**Tarea**
Traduce al inglés esta oración del fragmento proporcionado: «Todo el pasado y todas las historias están a la mano, disponibles como insumos existenciales listos para ser recombinados».

**Fragmento proporcionado**
>>>
El oratorio de los cuerpos solubles

por Aldo Ternavasio
«Yo sé muy bien lo que soy
Ternura pa’l café
Solo soy un terrón de azúcar
Sé que me funde el calor
Sé desaparecer
Cuando tú vienes es cuando me voy»
Estos son los primeros versos en español de Berghain, el adelanto lanzado en video del nuevo disco de Rosalía. Antes, un coro con orquesta entona en alemán: “Tu angustia es mi angustia, tu rabia es mi rabia, tu amor es mi amor, tu sangre es mi sangre.” Una especie de oratorio desde el cual emerge la expresiva voz de soprano ligera de Rosalía.
Yo diría que ella, en todos sus discos, de manera deslumbrante y conmovedora —y entre muchas otras cosas—, expresa la incapacidad de nuestra época de relacionarse con el pasado como algo pasado y con la historia como algo histórico. Ambos, desde hace varias décadas, parecen coexistir con nuestro presente como algo también presente. Todo el pasado y todas las historias están a la mano, disponibles como insumos existenciales listos para ser recombinados.
Ese anacronismo estructural no es simple eclecticismo: es una forma de misticismo contemporáneo, donde el pasado se invoca no como cita sino como presencia, como si toda la historia —la del arte, la religión, el cuerpo— vibrara todavía en el presente.
<<<
**Registros del conjunto**
>>>
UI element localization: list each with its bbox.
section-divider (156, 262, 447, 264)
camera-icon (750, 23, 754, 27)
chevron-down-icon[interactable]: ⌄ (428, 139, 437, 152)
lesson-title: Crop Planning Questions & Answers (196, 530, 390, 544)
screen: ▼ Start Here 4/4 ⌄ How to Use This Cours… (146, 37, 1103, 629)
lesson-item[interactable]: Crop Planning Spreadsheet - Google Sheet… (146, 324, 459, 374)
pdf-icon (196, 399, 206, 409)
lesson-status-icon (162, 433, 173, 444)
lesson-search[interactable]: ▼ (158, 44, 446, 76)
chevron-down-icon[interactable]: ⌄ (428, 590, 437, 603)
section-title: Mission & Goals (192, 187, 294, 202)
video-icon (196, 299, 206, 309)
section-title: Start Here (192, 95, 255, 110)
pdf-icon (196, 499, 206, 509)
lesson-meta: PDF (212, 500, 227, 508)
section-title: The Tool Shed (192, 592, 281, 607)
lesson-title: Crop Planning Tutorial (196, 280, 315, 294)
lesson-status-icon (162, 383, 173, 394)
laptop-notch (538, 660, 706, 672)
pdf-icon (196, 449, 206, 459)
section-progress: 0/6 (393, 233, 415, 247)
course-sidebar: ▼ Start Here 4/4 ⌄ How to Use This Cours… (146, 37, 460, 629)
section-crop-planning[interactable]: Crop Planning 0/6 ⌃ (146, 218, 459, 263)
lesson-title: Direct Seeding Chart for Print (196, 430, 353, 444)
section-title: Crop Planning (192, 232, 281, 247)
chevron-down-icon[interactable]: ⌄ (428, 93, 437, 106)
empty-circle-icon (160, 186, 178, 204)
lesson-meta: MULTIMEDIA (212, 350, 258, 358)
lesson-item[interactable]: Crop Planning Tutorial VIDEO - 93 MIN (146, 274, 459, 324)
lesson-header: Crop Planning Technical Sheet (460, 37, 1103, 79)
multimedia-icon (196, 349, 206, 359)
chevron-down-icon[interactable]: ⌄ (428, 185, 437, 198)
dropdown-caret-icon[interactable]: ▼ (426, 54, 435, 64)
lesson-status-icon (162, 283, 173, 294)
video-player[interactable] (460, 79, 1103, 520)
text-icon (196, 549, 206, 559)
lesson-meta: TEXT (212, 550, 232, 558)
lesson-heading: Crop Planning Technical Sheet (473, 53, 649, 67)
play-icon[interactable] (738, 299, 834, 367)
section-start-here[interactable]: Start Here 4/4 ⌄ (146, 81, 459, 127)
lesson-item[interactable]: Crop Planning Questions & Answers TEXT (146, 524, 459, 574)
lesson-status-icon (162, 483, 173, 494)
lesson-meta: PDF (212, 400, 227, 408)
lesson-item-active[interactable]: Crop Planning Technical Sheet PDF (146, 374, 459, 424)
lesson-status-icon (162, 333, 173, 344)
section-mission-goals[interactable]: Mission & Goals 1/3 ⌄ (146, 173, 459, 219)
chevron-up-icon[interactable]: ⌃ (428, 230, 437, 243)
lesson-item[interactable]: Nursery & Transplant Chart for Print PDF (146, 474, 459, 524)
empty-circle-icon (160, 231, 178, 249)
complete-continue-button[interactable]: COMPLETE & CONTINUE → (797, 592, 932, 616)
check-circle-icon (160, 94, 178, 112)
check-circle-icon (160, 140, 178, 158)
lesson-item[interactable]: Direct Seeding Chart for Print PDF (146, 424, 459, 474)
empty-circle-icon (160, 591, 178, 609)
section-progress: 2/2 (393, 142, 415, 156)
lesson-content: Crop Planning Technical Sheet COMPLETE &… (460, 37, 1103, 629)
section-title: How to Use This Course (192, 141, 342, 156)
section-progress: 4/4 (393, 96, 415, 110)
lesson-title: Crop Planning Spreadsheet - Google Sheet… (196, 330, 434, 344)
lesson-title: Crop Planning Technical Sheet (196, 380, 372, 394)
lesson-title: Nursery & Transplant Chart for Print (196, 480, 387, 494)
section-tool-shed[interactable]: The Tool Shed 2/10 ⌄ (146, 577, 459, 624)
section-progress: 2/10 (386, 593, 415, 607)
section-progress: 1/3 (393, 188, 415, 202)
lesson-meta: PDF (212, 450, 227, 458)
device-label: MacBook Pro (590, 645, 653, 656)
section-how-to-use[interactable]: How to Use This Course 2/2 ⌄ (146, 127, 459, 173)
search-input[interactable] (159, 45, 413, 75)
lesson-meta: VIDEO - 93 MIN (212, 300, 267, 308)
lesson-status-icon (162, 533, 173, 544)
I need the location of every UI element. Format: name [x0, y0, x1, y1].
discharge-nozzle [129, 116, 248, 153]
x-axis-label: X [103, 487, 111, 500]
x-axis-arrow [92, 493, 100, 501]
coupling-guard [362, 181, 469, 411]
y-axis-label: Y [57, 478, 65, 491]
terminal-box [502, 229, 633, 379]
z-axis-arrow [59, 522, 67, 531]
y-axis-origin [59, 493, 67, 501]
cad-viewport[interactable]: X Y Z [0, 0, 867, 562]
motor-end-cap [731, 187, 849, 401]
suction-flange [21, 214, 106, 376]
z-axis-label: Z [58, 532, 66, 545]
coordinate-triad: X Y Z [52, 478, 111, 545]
<<<
**Tu solución**
All of the past and all histories are at hand, available as existential inputs ready to be recombined.